To do
Check each line of the material. Copy those containing "Video".

-- Data for this task start --

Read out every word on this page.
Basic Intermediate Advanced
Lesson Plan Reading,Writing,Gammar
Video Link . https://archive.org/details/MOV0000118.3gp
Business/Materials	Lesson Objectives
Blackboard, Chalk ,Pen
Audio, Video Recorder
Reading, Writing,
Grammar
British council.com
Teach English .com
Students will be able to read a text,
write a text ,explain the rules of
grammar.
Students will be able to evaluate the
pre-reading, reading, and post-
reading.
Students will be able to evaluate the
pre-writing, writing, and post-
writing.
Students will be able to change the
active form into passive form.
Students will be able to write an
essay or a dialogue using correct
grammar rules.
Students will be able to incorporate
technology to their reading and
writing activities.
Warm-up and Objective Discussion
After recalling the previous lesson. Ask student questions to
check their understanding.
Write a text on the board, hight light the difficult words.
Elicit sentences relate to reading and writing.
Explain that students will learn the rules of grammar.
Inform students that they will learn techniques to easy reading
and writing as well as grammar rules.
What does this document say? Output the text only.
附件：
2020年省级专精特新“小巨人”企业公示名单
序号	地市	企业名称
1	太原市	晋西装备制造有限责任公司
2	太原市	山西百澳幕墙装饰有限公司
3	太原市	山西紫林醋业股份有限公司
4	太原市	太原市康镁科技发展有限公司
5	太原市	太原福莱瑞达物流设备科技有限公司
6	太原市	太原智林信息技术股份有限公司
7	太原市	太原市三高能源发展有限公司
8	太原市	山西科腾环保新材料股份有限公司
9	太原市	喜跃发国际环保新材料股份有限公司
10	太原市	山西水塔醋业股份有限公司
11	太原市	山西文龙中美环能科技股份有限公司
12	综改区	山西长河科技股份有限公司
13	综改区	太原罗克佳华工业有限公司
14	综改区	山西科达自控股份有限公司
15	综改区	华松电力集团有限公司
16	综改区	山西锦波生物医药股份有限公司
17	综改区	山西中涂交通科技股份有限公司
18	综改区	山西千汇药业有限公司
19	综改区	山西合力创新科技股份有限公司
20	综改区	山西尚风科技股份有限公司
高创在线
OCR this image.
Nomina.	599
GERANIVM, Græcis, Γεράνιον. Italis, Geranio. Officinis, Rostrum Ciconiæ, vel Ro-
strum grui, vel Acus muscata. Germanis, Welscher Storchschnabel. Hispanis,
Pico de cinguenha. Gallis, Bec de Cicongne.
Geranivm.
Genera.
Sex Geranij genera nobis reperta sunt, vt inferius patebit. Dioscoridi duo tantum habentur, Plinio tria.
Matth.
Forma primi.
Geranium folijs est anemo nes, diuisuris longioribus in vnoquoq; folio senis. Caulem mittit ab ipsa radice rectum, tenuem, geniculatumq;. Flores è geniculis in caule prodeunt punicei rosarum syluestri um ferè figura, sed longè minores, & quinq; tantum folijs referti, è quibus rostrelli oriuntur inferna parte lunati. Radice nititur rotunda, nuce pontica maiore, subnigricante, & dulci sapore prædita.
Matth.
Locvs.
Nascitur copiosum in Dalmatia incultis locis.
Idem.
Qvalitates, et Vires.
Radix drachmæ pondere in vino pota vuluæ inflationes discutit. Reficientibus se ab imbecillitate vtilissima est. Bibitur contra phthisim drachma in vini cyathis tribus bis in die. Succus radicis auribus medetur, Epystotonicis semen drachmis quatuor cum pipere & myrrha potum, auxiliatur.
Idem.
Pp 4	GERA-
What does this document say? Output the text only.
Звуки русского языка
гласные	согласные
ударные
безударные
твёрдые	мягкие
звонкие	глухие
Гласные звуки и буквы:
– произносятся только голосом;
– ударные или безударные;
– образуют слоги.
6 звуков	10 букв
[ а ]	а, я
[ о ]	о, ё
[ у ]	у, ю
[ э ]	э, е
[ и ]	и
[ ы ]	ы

-- Data for this task end --

Correct answer
Video Link . https://archive.org/details/MOV0000118.3gp
Audio, Video Recorder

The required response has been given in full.